▸ DATA TO PROCESS
———

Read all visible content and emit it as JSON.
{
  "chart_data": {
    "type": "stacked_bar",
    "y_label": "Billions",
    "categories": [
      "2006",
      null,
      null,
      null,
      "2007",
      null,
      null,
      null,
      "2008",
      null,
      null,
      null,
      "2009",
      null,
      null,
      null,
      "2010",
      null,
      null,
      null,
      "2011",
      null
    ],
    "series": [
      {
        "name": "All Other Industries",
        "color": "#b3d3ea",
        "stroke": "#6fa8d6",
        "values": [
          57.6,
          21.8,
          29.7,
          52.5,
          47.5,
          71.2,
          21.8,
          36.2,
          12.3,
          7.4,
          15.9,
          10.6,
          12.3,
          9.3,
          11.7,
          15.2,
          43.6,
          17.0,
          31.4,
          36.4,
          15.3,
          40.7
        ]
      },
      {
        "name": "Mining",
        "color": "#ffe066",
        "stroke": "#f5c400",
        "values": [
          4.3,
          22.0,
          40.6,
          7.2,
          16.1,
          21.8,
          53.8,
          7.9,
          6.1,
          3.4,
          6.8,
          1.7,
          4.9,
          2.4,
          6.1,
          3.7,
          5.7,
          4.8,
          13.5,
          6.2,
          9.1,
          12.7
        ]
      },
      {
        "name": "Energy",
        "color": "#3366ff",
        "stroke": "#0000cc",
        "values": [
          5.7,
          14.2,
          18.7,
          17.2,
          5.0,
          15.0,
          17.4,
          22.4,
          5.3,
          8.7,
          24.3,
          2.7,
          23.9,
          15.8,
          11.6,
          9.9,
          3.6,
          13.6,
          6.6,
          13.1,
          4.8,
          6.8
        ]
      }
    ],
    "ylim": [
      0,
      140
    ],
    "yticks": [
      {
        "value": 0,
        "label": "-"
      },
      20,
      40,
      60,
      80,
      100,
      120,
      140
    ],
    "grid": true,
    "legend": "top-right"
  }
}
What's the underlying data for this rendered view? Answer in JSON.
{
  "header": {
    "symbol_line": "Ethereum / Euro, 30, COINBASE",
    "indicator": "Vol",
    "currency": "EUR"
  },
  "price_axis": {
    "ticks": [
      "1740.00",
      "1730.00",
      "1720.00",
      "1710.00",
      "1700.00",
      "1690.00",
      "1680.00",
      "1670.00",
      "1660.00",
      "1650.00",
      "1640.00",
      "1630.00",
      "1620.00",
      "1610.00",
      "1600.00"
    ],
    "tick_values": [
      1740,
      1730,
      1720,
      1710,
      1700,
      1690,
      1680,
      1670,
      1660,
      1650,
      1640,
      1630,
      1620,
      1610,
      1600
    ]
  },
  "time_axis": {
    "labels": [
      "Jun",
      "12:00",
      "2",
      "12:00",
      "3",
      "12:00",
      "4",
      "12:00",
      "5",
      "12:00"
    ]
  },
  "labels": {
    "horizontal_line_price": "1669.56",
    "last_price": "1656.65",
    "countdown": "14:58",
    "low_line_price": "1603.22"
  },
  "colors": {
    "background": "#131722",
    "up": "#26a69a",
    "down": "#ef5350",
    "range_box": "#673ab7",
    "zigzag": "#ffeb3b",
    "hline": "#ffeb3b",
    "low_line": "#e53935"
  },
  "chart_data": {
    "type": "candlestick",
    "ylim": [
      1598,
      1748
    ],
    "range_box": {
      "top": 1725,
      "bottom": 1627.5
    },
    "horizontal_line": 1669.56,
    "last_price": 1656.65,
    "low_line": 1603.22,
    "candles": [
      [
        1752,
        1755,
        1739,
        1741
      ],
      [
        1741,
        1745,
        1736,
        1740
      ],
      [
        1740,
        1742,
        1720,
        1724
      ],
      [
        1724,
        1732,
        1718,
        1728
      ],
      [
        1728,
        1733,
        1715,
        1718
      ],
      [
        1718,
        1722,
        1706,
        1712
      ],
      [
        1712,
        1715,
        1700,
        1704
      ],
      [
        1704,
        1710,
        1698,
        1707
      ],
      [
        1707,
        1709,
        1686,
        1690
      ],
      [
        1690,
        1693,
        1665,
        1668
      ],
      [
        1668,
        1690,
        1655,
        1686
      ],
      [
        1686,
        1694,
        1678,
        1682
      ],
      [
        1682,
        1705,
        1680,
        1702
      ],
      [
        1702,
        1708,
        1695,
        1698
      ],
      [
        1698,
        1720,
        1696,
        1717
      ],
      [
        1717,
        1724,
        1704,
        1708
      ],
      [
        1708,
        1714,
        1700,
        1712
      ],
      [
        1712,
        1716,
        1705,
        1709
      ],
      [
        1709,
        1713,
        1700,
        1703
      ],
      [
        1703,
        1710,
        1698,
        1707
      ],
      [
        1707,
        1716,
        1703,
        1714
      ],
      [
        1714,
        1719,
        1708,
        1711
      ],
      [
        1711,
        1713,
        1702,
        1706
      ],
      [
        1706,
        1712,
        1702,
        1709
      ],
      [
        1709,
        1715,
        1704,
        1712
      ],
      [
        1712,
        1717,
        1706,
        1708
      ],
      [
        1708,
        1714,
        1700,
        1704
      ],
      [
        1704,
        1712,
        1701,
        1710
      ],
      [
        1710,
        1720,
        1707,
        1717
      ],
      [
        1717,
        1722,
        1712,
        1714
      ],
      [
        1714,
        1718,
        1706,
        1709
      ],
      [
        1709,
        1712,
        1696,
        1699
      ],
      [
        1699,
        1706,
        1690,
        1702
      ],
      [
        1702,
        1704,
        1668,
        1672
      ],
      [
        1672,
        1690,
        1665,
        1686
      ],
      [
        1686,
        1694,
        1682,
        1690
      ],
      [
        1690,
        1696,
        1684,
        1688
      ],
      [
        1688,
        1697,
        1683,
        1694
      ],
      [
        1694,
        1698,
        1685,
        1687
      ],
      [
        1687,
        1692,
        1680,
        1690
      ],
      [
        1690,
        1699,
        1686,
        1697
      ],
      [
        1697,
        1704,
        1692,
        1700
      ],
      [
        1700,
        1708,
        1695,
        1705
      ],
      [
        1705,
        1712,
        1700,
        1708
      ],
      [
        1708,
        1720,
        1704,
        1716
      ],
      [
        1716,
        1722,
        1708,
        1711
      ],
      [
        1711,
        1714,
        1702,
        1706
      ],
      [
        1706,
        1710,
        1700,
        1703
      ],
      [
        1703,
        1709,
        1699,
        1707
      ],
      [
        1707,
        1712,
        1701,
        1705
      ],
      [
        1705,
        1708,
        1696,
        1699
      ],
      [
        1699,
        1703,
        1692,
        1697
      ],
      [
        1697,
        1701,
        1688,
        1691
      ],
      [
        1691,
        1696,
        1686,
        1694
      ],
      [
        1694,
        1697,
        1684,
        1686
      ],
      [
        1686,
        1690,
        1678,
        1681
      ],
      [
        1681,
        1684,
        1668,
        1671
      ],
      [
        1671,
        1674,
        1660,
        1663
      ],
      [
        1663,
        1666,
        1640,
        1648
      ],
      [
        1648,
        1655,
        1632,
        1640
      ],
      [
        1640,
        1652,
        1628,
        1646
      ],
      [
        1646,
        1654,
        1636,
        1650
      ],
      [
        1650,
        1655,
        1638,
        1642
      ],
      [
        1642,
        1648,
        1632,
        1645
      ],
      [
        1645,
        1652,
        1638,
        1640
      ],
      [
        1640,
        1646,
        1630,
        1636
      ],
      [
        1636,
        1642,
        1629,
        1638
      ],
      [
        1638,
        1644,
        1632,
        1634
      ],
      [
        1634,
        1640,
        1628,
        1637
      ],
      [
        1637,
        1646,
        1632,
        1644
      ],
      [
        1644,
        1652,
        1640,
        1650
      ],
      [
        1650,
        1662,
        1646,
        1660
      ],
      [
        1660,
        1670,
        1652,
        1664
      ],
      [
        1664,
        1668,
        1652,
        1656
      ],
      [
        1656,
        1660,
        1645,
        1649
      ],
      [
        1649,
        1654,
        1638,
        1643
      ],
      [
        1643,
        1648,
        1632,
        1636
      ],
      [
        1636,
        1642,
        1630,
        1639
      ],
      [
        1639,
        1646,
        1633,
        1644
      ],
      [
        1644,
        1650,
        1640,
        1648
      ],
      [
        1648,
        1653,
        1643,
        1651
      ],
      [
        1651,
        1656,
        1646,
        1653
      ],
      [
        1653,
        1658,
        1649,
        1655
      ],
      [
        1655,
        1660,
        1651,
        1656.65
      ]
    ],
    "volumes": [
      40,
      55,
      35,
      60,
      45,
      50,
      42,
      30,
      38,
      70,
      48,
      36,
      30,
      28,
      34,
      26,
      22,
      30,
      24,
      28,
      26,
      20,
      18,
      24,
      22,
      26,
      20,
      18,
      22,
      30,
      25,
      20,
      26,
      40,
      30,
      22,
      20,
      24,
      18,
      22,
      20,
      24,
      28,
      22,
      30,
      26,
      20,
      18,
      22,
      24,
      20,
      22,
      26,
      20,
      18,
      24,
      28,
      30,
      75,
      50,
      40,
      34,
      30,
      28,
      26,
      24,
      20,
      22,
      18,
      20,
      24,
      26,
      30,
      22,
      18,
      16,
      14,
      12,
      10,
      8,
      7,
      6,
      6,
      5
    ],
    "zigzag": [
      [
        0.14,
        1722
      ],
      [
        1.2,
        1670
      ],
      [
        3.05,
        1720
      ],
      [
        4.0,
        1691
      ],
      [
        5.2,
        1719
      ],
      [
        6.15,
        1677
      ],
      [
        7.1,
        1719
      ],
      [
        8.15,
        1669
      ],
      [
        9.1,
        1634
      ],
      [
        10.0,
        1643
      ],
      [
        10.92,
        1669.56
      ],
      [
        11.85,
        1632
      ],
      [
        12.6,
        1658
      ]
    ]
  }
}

———

▸ REQUEST
Look through the data above. Find each line with the string "name" and copy it.

▸ TASK SOLUTION
        "name": "All Other Industries",
        "name": "Mining",
        "name": "Energy",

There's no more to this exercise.